▶ _Set tasks_:
**1.** Summarize the text on the Volex TTX2000 S in two sentences.
**2.** Continue the text on the Volex TTX2000 S from the point where it stops.
# start of Selected text
Introduction
The Volex TTX2000 S is a broadcast teletext receiver for the Sinclair ZX Spectrum (16K and 48K models). It is a version of the OEL TTX2000 designed by Laurence Cook, and sometimes branded 4-DATA in partnership with Channel 4 Television.
Volex bought the design when OEL went into receivership in the wake of the collapse of Oric and Prism.
This page mostly deals with the TTX2000 S as that is the unit I own and have reverse engineered. I will add further information about other versions of the hardware and their history if I find it.
The schematics provided were obtained through reverse engineering of the hardware and may contain errors!
Hardware
The adaptor is contained within an injection moulded plastic enclosure held together with four screws. The top and bottom case halves are identical, and branded OEL. They appear identical to those used for the Prism VTX5000 modem. The front and rear panels are loosely retained in slots moulded into the case halves.
The front of the case is a plastic blanking plate bearing the product branding printed in white.
The rear of the case is an aluminium plate with holes for a power socket, expansion edge connector slot, antenna socket, and four multi turn tuning resistors.
The power supply is specified as 18 volts AC, however this is rectified and regulated to 12 volts internally by an LM7812 so a DC supply may also be used. My adaptor was missing any cables or power supply so I use a 15 volt DC wall-wart.
Unlike most other Spectrum peripherals the TTX2000 S has a card edge connection like the Spectrum motherboard itself, and is connected via a 56 way ribbon cable. The original cable had three connectors with a back to back card edge adaptor PCB fitted in one to act as a pass through for additional peripherals.
The TTX2000 manual mentions that this small PCB contained “a component which gets warm in normal use”, but a supplement says this is only relevant to early models as the newer revision has “lower power logic boards”. The designer confirms that this was a power resistor as the early boards constructed from discrete logic required more current from the Spectrum. Partially bypassing the regulator prevented it overheating while still maintaining regulation of the 5 volt supply.
The internal hardware is divided between two printed circuit boards. Functionality is split between the two with one board predominantly containing analogue circuitry handling the television tuning and signal processing, and the other mostly devoted to logic and interfacing with the Spectrum. The discrete diode bridge rectifier and 12 volt regulation for the analogue components are located on the tuner board, and the logic board contains a boost circuit to generate the high voltage tuning supply from the Spectrum’s 9 volt supply.
The ‘tuner’ PCB is marked TIF A 003 and the ‘logic’ board UTX A 004, both © Volex 1985
Reverse engineered schematics (PDF).
TIF A 003 ‘Tuner board’
The tuner board is dominated by an Mullard U343 UHF tuner module, the tuning voltage for which is provided by a boost circuit on the other PCB and conditioned by a TAA550 voltage stabilizer before one of four multi-turn potentiometers is switched in to circuit using open-collector buffer drivers to set the coarse tuning.
# end of Selected text
# start of Extracted data
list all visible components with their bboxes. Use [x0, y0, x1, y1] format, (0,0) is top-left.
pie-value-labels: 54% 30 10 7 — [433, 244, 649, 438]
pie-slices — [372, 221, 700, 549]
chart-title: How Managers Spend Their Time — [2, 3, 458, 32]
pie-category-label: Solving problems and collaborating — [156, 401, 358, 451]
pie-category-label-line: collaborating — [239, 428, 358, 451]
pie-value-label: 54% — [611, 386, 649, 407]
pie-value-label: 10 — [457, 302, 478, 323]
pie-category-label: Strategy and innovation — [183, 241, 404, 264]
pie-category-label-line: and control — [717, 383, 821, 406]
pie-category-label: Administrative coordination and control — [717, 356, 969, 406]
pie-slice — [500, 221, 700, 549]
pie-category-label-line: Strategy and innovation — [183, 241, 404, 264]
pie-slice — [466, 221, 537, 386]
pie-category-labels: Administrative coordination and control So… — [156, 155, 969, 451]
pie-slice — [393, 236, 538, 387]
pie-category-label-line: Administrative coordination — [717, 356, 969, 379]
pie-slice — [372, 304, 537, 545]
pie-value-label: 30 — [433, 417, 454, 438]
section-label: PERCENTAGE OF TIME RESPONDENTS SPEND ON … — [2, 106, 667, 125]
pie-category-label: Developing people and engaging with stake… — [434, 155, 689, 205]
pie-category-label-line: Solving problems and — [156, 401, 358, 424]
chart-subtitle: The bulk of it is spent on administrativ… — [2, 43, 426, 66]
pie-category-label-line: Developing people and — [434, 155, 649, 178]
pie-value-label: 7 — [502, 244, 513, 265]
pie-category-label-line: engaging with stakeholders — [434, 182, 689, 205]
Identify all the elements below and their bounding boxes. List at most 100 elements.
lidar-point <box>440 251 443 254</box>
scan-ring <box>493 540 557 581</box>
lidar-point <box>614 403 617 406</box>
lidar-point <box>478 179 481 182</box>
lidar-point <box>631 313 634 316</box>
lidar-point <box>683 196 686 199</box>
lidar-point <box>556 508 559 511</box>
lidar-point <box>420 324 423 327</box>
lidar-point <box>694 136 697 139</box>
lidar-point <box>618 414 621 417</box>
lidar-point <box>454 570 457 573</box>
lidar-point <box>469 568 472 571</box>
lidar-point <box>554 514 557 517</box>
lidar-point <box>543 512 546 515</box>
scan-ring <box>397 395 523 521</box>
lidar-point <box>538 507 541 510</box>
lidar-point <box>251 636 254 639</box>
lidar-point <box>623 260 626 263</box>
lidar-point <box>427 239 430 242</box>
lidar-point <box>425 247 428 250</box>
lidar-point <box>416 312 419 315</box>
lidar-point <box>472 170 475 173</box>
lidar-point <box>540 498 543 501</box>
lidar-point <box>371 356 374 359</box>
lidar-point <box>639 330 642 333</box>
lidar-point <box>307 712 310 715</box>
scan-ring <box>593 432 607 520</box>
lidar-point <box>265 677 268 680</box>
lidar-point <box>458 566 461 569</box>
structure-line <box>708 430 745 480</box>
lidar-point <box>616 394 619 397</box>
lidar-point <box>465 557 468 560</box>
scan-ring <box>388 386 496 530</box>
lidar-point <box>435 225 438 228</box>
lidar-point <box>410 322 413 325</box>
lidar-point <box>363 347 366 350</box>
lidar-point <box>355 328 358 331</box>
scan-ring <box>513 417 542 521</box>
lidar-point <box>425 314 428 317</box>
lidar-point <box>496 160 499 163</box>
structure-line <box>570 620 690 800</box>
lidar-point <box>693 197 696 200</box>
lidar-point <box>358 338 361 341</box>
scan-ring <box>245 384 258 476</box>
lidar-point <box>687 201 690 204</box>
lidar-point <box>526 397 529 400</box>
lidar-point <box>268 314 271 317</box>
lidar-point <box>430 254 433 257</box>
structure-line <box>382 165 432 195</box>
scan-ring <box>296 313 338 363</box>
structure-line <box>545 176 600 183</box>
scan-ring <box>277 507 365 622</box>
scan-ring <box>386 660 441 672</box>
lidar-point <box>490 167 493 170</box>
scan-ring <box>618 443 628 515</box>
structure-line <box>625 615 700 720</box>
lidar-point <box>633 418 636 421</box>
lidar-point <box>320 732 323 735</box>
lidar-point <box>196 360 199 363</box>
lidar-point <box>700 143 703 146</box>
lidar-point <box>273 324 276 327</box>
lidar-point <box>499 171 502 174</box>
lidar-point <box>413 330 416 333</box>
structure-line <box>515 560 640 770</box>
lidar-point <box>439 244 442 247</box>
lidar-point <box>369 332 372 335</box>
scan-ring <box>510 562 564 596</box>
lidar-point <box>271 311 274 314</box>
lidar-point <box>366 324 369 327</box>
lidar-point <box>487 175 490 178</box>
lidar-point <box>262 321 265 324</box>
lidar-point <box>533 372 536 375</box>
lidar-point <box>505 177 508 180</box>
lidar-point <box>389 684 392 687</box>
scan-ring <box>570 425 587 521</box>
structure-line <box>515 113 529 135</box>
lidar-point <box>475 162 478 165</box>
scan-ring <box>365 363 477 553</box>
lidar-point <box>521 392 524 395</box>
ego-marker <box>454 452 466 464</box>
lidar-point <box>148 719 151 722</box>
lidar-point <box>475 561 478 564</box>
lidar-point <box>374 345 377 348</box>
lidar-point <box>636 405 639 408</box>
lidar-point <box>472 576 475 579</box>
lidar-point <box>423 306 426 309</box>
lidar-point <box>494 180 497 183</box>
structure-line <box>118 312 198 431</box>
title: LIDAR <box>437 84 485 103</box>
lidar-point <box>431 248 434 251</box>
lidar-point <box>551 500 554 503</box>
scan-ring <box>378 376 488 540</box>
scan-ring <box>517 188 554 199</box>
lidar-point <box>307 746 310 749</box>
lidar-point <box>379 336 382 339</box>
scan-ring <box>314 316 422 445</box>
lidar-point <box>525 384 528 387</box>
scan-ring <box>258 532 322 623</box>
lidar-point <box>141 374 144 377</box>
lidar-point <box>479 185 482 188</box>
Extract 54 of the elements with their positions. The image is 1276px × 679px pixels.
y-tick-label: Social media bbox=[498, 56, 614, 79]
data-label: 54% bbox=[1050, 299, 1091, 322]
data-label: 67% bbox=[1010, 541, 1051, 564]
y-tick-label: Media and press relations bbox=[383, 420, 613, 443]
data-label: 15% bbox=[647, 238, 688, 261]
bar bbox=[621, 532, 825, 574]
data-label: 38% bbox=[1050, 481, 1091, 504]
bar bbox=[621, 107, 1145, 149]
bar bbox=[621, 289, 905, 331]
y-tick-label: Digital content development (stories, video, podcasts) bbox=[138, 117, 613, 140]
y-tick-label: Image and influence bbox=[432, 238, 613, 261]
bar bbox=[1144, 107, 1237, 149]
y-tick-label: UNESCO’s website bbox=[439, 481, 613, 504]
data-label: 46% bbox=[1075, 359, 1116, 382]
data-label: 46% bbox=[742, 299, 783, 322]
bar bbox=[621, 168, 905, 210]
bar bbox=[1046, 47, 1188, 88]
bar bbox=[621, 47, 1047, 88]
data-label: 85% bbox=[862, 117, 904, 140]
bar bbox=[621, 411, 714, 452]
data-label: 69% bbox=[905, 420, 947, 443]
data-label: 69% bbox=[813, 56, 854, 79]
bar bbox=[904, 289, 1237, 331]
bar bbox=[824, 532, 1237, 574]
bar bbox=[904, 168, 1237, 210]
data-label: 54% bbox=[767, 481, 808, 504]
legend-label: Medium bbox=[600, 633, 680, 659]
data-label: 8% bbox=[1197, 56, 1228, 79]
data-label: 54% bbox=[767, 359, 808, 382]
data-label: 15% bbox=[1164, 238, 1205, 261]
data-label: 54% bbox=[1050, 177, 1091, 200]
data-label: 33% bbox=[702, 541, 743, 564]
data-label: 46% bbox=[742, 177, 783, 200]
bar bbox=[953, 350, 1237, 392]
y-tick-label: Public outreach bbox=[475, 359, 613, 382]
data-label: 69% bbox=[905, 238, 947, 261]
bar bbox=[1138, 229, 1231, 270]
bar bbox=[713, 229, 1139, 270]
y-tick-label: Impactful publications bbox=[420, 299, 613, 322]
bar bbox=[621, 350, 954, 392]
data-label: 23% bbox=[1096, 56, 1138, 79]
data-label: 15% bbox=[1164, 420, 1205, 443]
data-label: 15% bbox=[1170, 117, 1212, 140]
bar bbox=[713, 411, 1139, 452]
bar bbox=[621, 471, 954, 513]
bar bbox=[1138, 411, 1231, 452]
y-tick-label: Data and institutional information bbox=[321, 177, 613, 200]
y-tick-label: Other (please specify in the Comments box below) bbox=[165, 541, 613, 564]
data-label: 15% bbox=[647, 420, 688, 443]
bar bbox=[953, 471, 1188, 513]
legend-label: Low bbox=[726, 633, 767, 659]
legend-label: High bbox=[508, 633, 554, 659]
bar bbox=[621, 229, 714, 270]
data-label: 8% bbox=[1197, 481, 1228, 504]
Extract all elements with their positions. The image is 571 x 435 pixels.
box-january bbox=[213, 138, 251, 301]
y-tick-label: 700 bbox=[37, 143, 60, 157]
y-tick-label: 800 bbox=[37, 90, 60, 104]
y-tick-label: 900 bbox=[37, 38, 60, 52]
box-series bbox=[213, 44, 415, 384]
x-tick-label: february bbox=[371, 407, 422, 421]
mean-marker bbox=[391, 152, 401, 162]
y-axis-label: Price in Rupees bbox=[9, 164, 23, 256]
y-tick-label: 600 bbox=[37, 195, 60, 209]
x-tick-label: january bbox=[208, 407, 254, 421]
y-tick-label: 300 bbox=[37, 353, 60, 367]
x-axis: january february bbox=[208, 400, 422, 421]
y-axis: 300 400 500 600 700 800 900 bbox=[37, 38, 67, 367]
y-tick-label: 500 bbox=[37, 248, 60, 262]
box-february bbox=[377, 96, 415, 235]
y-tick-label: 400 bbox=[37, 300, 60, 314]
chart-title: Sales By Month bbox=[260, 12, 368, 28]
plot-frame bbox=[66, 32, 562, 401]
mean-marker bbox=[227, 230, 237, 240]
# end of Extracted data
▶ _Final answers_:
**1.** The Volex TTX2000 S is a broadcast teletext receiver for the 16K and 48K Sinclair ZX Spectrum, a version of the OEL TTX2000 designed by Laurence Cook, and its schematics come from reverse engineering and may contain errors. Housed in an OEL-branded plastic case and linked to the Spectrum by a 56 way ribbon cable, it splits its circuitry between an analogue tuner board (TIF A 003) dominated by a Mullard U343 UHF tuner module and a logic board (UTX A 004) that interfaces with the Spectrum and boosts its 9 volt supply to produce the high voltage tuning supply.

**2.**
The tuner module’s IF output is fed via a surface acoustic wave filter module to a TDA2541 demodulator IC. This chip generates an automatic gain control (AGC) voltage for the tuner, and an automatic frequency control (AFC) voltage which is mixed into the coarse manual tuning voltage from the potentiometers.
The demodulator’s video output is then sent via a filter to a Plessey SL9100 data slicer and clock regenerator IC. This chip extracts the teletext signal from the video waveform and outputs the regenerated teletext data clock and data bitstream.
A 74123 dual re-triggerable monostable conditions the sync output of the data slicer and feeds it over the interconnect ribbon to the logic board alongside the clock and data signals.
UTX A 004 ‘Logic board’
The heart of the logic board is a 64 pin NEC 65000 series CMOS gate array. The use of a custom chip unfortunately made reverse engineering more difficult.
The gate array controls the paging of an 8kB EPROM and 2kbit×8 SRAM into the lower 16kB of the Spectrum’s memory space. The board supports the use of two 1kbit×4 RAM chips instead. The discrepancy in capacity is because only the lower half of the 2kB SRAM is used, the A10 line being tied low.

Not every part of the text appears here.